→ Prompt
Quote the entries that follow exactly, leaving none out.

(Dataset rows about figures)
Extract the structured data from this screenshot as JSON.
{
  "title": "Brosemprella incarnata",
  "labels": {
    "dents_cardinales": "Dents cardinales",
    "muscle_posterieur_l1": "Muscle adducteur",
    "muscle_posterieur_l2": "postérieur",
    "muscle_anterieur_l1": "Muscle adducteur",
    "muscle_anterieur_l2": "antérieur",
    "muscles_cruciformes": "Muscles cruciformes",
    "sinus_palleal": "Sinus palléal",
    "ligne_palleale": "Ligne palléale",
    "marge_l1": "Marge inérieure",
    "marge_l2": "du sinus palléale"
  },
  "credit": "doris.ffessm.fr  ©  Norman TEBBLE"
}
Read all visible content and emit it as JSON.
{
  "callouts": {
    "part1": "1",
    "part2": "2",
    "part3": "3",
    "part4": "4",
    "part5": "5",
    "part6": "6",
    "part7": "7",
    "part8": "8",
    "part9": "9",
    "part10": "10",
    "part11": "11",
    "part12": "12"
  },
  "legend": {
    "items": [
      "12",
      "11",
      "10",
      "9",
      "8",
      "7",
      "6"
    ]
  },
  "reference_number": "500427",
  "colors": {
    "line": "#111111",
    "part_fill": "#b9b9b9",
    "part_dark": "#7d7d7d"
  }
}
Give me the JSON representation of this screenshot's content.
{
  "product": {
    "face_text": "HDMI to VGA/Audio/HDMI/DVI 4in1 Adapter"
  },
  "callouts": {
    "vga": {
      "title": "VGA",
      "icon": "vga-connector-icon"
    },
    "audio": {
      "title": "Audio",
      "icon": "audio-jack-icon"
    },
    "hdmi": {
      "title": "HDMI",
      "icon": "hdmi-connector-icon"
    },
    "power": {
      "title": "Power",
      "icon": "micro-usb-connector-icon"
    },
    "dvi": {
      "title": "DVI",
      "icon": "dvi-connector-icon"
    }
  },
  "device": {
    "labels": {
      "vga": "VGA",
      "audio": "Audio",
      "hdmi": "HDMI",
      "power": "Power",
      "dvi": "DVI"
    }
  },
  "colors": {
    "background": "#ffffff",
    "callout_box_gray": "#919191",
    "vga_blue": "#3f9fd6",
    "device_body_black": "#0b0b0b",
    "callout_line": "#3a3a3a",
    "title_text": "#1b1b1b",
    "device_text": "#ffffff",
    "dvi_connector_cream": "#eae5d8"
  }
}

→ Solution to this task
Extract the structured data from this screenshot as JSON.
{
  "title": "Brosemprella incarnata",
  "labels": {
    "dents_cardinales": "Dents cardinales",
    "muscle_posterieur_l1": "Muscle adducteur",
    "muscle_posterieur_l2": "postérieur",
    "muscle_anterieur_l1": "Muscle adducteur",
    "muscle_anterieur_l2": "antérieur",
    "muscles_cruciformes": "Muscles cruciformes",
    "sinus_palleal": "Sinus palléal",
    "ligne_palleale": "Ligne palléale",
    "marge_l1": "Marge inérieure",
    "marge_l2": "du sinus palléale"
  },
  "credit": "doris.ffessm.fr  ©  Norman TEBBLE"
}
Read all visible content and emit it as JSON.
{
  "callouts": {
    "part1": "1",
    "part2": "2",
    "part3": "3",
    "part4": "4",
    "part5": "5",
    "part6": "6",
    "part7": "7",
    "part8": "8",
    "part9": "9",
    "part10": "10",
    "part11": "11",
    "part12": "12"
  },
  "legend": {
    "items": [
      "12",
      "11",
      "10",
      "9",
      "8",
      "7",
      "6"
    ]
  },
  "reference_number": "500427",
  "colors": {
    "line": "#111111",
    "part_fill": "#b9b9b9",
    "part_dark": "#7d7d7d"
  }
}
Give me the JSON representation of this screenshot's content.
{
  "product": {
    "face_text": "HDMI to VGA/Audio/HDMI/DVI 4in1 Adapter"
  },
  "callouts": {
    "vga": {
      "title": "VGA",
      "icon": "vga-connector-icon"
    },
    "audio": {
      "title": "Audio",
      "icon": "audio-jack-icon"
    },
    "hdmi": {
      "title": "HDMI",
      "icon": "hdmi-connector-icon"
    },
    "power": {
      "title": "Power",
      "icon": "micro-usb-connector-icon"
    },
    "dvi": {
      "title": "DVI",
      "icon": "dvi-connector-icon"
    }
  },
  "device": {
    "labels": {
      "vga": "VGA",
      "audio": "Audio",
      "hdmi": "HDMI",
      "power": "Power",
      "dvi": "DVI"
    }
  },
  "colors": {
    "background": "#ffffff",
    "callout_box_gray": "#919191",
    "vga_blue": "#3f9fd6",
    "device_body_black": "#0b0b0b",
    "callout_line": "#3a3a3a",
    "title_text": "#1b1b1b",
    "device_text": "#ffffff",
    "dvi_connector_cream": "#eae5d8"
  }
}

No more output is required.